(Dataset entries)
+-------+

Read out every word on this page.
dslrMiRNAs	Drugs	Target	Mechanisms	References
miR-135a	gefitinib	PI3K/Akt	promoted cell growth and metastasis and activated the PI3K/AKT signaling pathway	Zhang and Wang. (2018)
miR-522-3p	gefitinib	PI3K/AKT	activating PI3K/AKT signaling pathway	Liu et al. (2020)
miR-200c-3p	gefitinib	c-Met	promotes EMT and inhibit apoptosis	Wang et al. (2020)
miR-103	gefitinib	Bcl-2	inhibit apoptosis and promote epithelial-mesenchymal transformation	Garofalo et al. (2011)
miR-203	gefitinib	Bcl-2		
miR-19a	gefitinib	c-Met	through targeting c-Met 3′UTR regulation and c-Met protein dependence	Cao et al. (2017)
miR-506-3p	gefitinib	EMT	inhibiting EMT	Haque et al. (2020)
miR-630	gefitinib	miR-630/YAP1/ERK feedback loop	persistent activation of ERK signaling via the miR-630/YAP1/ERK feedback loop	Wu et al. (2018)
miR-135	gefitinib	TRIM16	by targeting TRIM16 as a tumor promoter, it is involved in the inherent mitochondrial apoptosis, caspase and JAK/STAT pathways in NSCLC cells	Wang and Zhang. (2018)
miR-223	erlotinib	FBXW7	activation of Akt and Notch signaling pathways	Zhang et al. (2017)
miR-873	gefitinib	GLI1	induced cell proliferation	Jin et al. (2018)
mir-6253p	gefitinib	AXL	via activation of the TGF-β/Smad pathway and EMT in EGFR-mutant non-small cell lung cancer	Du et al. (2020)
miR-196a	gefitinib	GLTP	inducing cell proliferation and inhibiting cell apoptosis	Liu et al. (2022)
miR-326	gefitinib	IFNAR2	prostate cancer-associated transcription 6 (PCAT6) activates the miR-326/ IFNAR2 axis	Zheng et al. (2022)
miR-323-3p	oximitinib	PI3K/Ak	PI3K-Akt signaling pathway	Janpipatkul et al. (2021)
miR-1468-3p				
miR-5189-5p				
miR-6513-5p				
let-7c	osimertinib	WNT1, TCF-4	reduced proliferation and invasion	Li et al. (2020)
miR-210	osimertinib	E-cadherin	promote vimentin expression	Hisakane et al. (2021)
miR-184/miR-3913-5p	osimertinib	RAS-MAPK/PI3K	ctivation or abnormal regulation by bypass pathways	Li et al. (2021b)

+-------+

[WHAT THIS TASK INVOLVES]:
Lines with the word "Zhang" in them should be copied from the preceding records.

[ANSWER TO THIS TASK]:
miR-135a	gefitinib	PI3K/Akt	promoted cell growth and metastasis and activated the PI3K/AKT signaling pathway	Zhang and Wang. (2018)
miR-135	gefitinib	TRIM16	by targeting TRIM16 as a tumor promoter, it is involved in the inherent mitochondrial apoptosis, caspase and JAK/STAT pathways in NSCLC cells	Wang and Zhang. (2018)
miR-223	erlotinib	FBXW7	activation of Akt and Notch signaling pathways	Zhang et al. (2017)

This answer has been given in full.